___ Records to use

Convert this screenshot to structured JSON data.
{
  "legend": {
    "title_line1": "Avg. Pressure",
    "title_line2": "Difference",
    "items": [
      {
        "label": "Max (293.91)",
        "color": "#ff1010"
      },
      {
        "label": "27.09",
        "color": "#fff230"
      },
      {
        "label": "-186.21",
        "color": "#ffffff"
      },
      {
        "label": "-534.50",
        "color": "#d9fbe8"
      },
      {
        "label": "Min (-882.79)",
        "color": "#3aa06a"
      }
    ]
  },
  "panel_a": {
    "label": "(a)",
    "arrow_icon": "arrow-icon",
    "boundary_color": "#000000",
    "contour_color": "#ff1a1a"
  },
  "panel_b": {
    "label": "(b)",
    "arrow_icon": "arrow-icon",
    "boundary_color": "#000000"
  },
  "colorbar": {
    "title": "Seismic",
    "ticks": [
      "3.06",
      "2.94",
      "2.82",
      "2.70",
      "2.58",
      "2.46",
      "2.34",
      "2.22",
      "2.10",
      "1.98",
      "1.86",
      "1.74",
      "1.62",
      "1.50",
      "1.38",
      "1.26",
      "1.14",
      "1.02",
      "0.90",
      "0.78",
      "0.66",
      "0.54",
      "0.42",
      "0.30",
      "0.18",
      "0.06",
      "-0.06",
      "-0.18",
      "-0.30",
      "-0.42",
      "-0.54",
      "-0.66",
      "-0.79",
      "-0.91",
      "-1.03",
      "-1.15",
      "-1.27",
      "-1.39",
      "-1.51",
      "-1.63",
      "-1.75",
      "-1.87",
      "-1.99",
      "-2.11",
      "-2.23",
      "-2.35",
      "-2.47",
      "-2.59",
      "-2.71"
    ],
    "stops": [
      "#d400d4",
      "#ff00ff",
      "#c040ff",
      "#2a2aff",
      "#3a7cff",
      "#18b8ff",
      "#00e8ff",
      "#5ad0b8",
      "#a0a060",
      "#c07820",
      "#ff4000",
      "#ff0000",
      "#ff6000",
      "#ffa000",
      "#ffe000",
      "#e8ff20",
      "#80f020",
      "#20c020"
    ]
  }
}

______

Check every line of the data, and copy the ones that contain "label".

### Full output
        "label": "Max (293.91)",
        "label": "27.09",
        "label": "-186.21",
        "label": "-534.50",
        "label": "Min (-882.79)",
    "label": "(a)",
    "label": "(b)",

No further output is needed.